**INPUT MATERIAL:**
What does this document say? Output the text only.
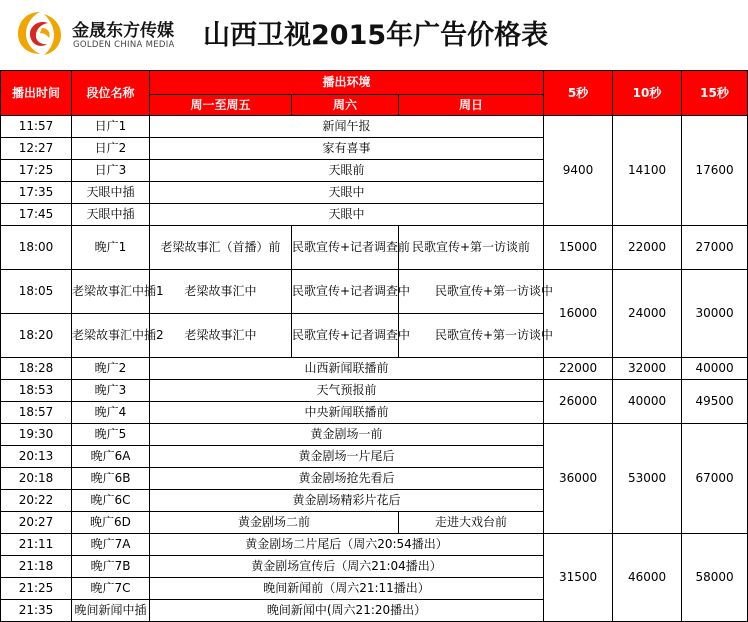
金晟东方传媒
GOLDEN CHINA MEDIA 山西卫视2015年广告价格表
播出时间	段位名称	播出环境			5秒	10秒	15秒
		周一至周五	周六	周日			
11:57	日广1	新闻午报			9400	14100	17600
12:27	日广2	家有喜事					
17:25	日广3	天眼前					
17:35	天眼中插	天眼中					
17:45	天眼中插	天眼中					
18:00	晚广1	老梁故事汇（首播）前	民歌宣传+记者调查前	民歌宣传+第一访谈前	15000	22000	27000
18:05	老梁故事汇中插1	老梁故事汇中	民歌宣传+记者调查中	民歌宣传+第一访谈中	16000	24000	30000
18:20	老梁故事汇中插2	老梁故事汇中	民歌宣传+记者调查中	民歌宣传+第一访谈中			
18:28	晚广2	山西新闻联播前			22000	32000	40000
18:53	晚广3	天气预报前			26000	40000	49500
18:57	晚广4	中央新闻联播前					
19:30	晚广5	黄金剧场一前			36000	53000	67000
20:13	晚广6A	黄金剧场一片尾后					
20:18	晚广6B	黄金剧场抢先看后					
20:22	晚广6C	黄金剧场精彩片花后					
20:27	晚广6D	黄金剧场二前		走进大戏台前			
21:11	晚广7A	黄金剧场二片尾后（周六20:54播出）			31500	46000	58000
21:18	晚广7B	黄金剧场宣传后（周六21:04播出）					
21:25	晚广7C	晚间新闻前（周六21:11播出）					
21:35	晚间新闻中插	晚间新闻中(周六21:20播出）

**TASK DESCRIPTION:** In the records above, find the lines containing "第一访谈中" and copy them.

**ANSWER BELOW:**
18:05	老梁故事汇中插1	老梁故事汇中	民歌宣传+记者调查中	民歌宣传+第一访谈中	16000	24000	30000
18:20	老梁故事汇中插2	老梁故事汇中	民歌宣传+记者调查中	民歌宣传+第一访谈中			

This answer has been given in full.